=== Exercise prompt ===
The entries below are to be repeated exactly as they stand.

=== Data section ===
......
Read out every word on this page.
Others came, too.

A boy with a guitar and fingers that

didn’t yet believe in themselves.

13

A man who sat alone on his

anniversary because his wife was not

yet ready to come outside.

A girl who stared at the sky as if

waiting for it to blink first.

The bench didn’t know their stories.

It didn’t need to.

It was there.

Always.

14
......
=== Final result ===
Read out every word on this page.
Others came, too.

A boy with a guitar and fingers that

didn’t yet believe in themselves.

13

A man who sat alone on his

anniversary because his wife was not

yet ready to come outside.

A girl who stared at the sky as if

waiting for it to blink first.

The bench didn’t know their stories.

It didn’t need to.

It was there.

Always.

14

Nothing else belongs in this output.